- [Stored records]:
______

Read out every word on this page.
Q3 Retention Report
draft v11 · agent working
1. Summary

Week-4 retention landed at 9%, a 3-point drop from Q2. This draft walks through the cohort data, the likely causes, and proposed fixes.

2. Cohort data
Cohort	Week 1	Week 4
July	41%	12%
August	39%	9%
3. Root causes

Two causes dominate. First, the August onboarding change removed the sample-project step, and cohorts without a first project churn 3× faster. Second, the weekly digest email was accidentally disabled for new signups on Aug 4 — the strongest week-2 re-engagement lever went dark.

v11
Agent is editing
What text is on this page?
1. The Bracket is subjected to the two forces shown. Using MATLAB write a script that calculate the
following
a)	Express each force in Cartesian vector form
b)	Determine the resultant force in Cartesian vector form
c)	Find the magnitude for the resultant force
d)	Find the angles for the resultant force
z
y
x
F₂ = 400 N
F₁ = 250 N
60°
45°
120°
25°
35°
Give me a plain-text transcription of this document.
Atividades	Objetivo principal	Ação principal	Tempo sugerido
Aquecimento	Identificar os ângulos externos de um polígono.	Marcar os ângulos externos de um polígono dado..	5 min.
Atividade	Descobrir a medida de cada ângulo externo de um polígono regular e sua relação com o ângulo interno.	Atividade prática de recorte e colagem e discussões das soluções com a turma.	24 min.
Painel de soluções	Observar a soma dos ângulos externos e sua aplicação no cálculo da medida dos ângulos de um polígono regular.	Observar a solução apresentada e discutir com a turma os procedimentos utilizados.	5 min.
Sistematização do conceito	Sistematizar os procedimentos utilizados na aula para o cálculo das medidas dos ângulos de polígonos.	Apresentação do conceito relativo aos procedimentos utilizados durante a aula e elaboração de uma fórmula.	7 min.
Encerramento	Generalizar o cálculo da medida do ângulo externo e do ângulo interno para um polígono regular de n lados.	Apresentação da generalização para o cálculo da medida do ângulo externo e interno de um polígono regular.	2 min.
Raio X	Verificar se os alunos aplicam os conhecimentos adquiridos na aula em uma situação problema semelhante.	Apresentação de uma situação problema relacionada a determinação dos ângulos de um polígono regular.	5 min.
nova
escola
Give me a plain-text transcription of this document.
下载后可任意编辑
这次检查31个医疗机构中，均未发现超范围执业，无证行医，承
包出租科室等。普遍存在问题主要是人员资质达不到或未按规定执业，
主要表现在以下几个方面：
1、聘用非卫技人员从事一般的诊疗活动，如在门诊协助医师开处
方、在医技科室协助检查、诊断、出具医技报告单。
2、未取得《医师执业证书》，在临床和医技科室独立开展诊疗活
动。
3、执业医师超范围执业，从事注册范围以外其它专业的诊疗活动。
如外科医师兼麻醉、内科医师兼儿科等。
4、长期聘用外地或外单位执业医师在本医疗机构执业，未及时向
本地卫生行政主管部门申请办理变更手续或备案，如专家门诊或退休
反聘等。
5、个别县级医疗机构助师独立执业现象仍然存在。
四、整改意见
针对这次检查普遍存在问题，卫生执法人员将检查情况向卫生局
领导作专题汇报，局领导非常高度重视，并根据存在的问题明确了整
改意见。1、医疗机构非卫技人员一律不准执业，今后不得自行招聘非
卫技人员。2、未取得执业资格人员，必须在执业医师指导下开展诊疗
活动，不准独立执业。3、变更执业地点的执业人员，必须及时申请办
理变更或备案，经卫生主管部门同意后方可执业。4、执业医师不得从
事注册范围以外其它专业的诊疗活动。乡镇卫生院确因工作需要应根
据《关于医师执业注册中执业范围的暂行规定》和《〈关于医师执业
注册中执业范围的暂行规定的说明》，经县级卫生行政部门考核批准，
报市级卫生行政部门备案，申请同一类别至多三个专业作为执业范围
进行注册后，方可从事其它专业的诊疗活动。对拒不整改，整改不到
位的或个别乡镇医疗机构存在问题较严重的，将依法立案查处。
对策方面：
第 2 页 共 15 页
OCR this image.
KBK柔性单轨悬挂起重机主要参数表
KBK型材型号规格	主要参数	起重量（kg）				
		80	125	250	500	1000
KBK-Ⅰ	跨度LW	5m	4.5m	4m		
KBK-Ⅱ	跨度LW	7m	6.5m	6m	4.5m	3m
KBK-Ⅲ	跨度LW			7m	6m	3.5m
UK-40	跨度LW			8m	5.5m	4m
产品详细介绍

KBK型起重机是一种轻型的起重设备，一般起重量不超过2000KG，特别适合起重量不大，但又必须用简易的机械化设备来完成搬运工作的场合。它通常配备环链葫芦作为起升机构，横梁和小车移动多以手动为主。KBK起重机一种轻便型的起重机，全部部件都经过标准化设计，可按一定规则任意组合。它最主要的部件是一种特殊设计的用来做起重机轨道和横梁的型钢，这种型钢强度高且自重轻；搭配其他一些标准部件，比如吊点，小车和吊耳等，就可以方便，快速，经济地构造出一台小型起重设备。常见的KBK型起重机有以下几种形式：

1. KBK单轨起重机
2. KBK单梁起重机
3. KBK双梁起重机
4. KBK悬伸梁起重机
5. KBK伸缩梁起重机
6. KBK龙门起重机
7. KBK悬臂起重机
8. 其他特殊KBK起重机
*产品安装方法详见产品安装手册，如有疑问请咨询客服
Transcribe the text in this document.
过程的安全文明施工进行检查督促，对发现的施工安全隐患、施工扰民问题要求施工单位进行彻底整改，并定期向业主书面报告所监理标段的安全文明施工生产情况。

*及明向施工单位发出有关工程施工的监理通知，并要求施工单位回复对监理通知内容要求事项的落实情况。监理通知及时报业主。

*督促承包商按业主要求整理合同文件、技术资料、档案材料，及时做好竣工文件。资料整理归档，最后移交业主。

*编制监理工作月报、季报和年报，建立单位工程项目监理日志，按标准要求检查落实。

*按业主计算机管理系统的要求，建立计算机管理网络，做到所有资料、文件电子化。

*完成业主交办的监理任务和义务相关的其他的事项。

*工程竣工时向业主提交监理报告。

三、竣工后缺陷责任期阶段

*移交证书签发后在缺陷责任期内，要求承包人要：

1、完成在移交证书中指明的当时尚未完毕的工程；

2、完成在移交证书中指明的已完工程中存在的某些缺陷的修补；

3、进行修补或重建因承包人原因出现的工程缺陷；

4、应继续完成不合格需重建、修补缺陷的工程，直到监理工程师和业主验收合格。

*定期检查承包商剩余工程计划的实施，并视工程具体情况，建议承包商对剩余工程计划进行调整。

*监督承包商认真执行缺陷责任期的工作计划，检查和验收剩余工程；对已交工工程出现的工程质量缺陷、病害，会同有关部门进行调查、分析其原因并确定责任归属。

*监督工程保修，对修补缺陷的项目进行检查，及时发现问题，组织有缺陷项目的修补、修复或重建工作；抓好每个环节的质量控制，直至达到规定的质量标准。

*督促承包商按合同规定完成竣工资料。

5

______

- [WHAT IS EXPECTED]: Copy each line above that contains the string "utilizados".

- [SOLUTION TO THIS EXERCISE]:
Painel de soluções	Observar a soma dos ângulos externos e sua aplicação no cálculo da medida dos ângulos de um polígono regular.	Observar a solução apresentada e discutir com a turma os procedimentos utilizados.	5 min.
Sistematização do conceito	Sistematizar os procedimentos utilizados na aula para o cálculo das medidas dos ângulos de polígonos.	Apresentação do conceito relativo aos procedimentos utilizados durante a aula e elaboração de uma fórmula.	7 min.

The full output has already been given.